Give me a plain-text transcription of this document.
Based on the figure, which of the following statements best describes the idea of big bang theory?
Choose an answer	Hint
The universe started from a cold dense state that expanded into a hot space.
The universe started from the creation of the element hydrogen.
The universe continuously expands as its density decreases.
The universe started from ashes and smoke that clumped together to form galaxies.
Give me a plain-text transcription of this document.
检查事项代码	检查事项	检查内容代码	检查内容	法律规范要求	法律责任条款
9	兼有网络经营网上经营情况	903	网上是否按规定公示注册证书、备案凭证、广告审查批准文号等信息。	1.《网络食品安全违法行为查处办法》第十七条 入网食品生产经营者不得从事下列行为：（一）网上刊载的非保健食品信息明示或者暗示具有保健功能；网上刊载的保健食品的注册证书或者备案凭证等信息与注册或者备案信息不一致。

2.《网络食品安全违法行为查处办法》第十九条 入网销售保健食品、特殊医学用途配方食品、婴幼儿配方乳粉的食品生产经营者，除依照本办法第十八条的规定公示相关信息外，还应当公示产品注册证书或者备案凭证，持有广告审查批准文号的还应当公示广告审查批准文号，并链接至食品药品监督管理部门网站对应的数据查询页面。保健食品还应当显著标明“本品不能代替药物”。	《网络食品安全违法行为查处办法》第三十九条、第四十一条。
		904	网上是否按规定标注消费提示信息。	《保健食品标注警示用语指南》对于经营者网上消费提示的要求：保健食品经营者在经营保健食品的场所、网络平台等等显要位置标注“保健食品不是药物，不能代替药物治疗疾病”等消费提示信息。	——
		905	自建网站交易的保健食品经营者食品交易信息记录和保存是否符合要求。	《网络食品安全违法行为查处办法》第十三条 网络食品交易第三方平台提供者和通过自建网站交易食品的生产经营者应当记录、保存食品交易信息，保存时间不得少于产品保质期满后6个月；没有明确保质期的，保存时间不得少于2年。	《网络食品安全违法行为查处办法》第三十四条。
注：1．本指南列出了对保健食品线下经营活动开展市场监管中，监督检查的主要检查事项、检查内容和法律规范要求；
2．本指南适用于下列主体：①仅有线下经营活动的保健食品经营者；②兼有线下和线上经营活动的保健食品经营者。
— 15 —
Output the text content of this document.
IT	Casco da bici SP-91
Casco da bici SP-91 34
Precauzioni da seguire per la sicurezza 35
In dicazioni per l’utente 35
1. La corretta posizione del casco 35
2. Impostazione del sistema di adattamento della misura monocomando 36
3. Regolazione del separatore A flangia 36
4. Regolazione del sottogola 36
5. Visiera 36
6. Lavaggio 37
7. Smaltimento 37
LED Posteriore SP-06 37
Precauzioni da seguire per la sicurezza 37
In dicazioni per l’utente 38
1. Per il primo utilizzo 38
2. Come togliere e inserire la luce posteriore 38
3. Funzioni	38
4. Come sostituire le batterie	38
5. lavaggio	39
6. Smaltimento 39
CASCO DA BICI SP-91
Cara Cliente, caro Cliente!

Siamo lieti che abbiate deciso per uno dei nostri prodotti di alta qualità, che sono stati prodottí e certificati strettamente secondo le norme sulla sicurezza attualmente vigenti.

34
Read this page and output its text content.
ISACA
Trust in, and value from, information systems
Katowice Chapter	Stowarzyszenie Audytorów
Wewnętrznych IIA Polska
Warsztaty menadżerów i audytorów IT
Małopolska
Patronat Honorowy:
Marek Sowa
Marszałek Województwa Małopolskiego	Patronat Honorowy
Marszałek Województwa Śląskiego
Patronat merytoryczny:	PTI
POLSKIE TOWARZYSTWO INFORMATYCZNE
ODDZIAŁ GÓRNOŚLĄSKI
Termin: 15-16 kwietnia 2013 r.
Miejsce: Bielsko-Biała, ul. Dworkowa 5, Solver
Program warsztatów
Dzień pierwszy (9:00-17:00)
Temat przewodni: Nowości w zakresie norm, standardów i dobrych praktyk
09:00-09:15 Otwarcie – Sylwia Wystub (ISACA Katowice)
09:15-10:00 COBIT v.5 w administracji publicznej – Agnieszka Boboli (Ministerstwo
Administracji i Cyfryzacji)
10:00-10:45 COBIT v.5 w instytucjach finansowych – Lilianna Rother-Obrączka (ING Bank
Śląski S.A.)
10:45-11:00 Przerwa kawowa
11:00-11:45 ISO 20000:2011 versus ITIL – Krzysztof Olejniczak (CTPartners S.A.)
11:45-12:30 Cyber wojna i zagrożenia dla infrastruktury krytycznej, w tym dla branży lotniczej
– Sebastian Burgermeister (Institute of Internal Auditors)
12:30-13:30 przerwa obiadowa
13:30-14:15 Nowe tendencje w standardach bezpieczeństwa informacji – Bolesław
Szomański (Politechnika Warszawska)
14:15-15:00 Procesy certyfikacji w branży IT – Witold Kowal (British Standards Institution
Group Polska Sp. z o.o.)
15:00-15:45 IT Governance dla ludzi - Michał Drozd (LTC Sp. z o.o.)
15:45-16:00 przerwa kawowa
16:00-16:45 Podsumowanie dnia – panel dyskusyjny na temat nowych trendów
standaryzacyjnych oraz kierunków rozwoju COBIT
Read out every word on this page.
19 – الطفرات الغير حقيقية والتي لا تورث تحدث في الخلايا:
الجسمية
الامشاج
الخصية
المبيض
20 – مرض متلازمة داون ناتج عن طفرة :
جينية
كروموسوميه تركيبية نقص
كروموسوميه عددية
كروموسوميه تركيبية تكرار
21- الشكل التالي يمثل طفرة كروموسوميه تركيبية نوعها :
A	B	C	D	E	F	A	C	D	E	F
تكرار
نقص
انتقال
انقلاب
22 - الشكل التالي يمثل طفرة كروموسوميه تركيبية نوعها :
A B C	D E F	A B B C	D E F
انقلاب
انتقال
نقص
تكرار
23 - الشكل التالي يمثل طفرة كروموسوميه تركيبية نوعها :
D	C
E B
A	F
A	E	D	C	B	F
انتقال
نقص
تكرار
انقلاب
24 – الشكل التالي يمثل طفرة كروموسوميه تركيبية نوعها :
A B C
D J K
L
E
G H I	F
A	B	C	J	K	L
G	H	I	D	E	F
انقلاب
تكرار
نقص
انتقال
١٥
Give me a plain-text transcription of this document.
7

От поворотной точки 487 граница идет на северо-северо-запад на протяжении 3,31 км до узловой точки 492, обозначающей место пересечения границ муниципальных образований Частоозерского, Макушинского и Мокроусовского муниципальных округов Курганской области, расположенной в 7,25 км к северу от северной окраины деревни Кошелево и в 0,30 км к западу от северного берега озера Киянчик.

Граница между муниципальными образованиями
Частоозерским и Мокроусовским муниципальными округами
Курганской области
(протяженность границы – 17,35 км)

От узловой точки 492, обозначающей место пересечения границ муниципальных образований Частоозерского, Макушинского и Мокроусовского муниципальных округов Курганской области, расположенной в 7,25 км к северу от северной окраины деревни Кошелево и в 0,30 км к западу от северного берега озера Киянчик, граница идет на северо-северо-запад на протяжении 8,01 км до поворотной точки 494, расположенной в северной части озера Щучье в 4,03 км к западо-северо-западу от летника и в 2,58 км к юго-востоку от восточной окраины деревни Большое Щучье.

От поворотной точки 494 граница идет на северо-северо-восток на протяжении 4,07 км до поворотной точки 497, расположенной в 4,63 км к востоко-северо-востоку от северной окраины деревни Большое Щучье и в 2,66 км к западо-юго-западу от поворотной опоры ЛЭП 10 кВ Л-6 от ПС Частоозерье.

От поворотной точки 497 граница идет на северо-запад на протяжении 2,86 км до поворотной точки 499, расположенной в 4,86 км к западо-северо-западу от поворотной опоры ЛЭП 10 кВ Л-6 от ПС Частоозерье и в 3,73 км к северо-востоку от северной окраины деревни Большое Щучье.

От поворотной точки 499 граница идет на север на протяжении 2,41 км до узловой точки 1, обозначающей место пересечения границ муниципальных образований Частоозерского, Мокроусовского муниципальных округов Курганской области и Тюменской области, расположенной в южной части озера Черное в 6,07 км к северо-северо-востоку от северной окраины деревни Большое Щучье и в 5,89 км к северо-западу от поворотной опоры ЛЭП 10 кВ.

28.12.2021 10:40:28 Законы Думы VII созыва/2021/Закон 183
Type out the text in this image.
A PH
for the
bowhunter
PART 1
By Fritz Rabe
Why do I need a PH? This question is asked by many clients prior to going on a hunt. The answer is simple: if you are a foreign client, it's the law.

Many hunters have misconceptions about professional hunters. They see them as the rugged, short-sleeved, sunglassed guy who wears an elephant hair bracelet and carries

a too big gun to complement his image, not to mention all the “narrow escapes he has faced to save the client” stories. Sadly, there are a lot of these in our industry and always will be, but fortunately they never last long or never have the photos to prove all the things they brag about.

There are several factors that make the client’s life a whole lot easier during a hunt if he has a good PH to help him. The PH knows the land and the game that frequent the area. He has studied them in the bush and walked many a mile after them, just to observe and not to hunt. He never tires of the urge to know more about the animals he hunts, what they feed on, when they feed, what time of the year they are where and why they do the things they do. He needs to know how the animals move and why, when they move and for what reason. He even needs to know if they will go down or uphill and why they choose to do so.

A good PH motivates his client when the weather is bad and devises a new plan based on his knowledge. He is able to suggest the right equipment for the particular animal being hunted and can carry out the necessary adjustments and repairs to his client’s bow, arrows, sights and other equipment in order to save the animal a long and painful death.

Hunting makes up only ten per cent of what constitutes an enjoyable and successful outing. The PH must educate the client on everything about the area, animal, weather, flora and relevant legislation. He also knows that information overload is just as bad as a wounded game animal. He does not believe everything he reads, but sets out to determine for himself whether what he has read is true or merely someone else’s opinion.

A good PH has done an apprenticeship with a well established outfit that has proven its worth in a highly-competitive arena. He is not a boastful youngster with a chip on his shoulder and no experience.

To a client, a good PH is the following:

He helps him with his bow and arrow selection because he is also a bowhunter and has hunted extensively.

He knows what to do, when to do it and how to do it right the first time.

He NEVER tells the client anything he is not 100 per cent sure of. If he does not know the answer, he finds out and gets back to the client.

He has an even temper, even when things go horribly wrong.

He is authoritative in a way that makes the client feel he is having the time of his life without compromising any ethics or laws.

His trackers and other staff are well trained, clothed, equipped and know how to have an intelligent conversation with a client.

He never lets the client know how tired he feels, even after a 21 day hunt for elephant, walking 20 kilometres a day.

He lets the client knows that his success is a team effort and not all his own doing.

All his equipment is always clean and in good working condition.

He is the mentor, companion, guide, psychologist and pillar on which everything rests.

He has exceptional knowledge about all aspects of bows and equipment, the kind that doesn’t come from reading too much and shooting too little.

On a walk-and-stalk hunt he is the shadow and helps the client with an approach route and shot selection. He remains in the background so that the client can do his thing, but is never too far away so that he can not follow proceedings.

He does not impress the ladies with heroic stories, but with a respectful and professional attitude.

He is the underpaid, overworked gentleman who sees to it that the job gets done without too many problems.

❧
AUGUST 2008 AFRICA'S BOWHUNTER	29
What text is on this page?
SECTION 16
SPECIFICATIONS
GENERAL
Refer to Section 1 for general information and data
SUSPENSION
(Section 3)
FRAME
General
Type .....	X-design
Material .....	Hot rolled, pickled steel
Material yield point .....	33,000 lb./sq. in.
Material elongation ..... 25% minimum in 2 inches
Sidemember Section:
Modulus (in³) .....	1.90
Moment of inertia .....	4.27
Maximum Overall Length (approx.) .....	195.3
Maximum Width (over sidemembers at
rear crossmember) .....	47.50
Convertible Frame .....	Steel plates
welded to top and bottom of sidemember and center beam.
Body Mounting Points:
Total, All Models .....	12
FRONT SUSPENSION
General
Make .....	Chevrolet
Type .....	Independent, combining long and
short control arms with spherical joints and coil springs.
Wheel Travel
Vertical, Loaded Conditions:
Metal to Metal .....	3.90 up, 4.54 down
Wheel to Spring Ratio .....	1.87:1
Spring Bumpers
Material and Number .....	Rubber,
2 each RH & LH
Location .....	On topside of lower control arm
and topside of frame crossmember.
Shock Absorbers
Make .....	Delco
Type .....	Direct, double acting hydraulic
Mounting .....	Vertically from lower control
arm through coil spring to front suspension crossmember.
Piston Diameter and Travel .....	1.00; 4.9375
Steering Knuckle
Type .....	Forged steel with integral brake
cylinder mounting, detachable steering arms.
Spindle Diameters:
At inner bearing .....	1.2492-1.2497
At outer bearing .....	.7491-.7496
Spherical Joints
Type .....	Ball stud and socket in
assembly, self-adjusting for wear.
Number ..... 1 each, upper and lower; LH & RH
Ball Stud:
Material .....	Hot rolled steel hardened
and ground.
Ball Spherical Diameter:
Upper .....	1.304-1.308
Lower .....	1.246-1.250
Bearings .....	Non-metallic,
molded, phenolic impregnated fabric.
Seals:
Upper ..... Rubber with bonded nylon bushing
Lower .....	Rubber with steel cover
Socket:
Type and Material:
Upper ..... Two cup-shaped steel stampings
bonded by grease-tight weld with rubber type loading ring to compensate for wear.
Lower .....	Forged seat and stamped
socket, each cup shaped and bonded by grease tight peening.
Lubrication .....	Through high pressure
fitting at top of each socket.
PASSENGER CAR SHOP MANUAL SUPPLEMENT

WHAT IS ASKED
In the listing, find each line with the string "lets" and copy it.

WRITTEN SOLUTION
He never lets the client know how tired he feels, even after a 21 day hunt for elephant, walking 20 kilometres a day.
He lets the client knows that his success is a team effort and not all his own doing.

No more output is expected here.